## Work required
Exactly as given, write out the lines from the one containing "Decode this image" through the end of the listing, with both ends included and nothing else.

################

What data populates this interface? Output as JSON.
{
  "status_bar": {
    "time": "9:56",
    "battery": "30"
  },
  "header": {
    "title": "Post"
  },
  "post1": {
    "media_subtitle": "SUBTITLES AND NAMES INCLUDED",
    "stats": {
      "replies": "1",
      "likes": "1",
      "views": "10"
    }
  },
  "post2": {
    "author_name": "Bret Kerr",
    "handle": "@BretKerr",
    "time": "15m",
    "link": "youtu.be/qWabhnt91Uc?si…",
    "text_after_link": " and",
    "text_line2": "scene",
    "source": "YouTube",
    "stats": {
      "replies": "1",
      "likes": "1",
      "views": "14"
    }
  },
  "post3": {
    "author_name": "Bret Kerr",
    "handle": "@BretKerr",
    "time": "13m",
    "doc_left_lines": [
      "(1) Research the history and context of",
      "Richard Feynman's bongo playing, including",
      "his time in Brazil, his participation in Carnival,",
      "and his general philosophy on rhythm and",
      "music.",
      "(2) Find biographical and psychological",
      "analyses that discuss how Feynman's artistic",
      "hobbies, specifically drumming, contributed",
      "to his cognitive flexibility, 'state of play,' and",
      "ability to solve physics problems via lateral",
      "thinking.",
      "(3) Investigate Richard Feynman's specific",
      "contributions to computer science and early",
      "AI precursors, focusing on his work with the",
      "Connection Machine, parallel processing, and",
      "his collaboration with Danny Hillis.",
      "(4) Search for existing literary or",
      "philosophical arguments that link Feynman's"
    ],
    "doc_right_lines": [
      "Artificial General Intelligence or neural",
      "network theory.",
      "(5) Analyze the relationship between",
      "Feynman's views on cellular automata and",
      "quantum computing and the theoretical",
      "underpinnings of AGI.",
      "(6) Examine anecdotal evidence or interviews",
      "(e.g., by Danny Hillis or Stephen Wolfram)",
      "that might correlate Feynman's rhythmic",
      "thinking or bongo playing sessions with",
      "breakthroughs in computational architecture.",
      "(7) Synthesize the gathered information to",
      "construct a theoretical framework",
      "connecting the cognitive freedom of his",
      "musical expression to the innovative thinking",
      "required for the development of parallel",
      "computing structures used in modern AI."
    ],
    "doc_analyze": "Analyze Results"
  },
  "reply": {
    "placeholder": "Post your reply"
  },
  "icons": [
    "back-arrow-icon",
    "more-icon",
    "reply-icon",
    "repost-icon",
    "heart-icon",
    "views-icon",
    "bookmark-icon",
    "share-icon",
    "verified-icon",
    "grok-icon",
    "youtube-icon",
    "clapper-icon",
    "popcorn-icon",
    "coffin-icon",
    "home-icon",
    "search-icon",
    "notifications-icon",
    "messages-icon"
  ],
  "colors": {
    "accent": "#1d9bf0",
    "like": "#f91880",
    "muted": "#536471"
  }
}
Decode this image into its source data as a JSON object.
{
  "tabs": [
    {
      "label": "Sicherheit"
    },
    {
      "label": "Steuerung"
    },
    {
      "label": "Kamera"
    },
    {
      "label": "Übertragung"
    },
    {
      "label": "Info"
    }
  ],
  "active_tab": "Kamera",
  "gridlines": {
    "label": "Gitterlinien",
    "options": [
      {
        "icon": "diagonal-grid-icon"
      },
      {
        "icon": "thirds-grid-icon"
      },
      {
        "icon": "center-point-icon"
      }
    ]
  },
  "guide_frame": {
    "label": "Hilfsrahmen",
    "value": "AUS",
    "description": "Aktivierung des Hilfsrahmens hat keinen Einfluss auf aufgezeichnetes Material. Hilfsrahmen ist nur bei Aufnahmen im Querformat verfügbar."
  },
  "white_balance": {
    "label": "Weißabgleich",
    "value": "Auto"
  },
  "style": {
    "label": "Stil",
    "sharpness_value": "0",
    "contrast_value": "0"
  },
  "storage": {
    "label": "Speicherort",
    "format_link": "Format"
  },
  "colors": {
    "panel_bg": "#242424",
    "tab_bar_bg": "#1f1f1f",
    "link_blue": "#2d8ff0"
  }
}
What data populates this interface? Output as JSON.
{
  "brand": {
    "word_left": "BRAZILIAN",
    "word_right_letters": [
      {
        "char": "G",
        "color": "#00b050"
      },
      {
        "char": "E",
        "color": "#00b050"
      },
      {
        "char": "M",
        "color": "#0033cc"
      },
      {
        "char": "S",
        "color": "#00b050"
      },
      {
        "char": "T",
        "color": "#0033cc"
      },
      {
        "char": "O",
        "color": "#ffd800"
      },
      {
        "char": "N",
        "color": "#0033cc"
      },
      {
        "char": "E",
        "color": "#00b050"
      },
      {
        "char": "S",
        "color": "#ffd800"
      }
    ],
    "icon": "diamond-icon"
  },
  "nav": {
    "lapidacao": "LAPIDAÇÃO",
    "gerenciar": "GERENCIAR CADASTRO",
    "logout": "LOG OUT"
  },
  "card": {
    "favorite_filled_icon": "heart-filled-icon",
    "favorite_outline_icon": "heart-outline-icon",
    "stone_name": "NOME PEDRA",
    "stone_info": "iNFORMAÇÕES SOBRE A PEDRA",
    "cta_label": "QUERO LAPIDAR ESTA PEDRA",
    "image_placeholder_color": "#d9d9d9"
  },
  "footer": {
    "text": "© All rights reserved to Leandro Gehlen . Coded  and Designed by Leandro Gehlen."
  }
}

################

## Exercise solution
Decode this image into its source data as a JSON object.
{
  "tabs": [
    {
      "label": "Sicherheit"
    },
    {
      "label": "Steuerung"
    },
    {
      "label": "Kamera"
    },
    {
      "label": "Übertragung"
    },
    {
      "label": "Info"
    }
  ],
  "active_tab": "Kamera",
  "gridlines": {
    "label": "Gitterlinien",
    "options": [
      {
        "icon": "diagonal-grid-icon"
      },
      {
        "icon": "thirds-grid-icon"
      },
      {
        "icon": "center-point-icon"
      }
    ]
  },
  "guide_frame": {
    "label": "Hilfsrahmen",
    "value": "AUS",
    "description": "Aktivierung des Hilfsrahmens hat keinen Einfluss auf aufgezeichnetes Material. Hilfsrahmen ist nur bei Aufnahmen im Querformat verfügbar."
  },
  "white_balance": {
    "label": "Weißabgleich",
    "value": "Auto"
  },
  "style": {
    "label": "Stil",
    "sharpness_value": "0",
    "contrast_value": "0"
  },
  "storage": {
    "label": "Speicherort",
    "format_link": "Format"
  },
  "colors": {
    "panel_bg": "#242424",
    "tab_bar_bg": "#1f1f1f",
    "link_blue": "#2d8ff0"
  }
}
What data populates this interface? Output as JSON.
{
  "brand": {
    "word_left": "BRAZILIAN",
    "word_right_letters": [
      {
        "char": "G",
        "color": "#00b050"
      },
      {
        "char": "E",
        "color": "#00b050"
      },
      {
        "char": "M",
        "color": "#0033cc"
      },
      {
        "char": "S",
        "color": "#00b050"
      },
      {
        "char": "T",
        "color": "#0033cc"
      },
      {
        "char": "O",
        "color": "#ffd800"
      },
      {
        "char": "N",
        "color": "#0033cc"
      },
      {
        "char": "E",
        "color": "#00b050"
      },
      {
        "char": "S",
        "color": "#ffd800"
      }
    ],
    "icon": "diamond-icon"
  },
  "nav": {
    "lapidacao": "LAPIDAÇÃO",
    "gerenciar": "GERENCIAR CADASTRO",
    "logout": "LOG OUT"
  },
  "card": {
    "favorite_filled_icon": "heart-filled-icon",
    "favorite_outline_icon": "heart-outline-icon",
    "stone_name": "NOME PEDRA",
    "stone_info": "iNFORMAÇÕES SOBRE A PEDRA",
    "cta_label": "QUERO LAPIDAR ESTA PEDRA",
    "image_placeholder_color": "#d9d9d9"
  },
  "footer": {
    "text": "© All rights reserved to Leandro Gehlen . Coded  and Designed by Leandro Gehlen."
  }
}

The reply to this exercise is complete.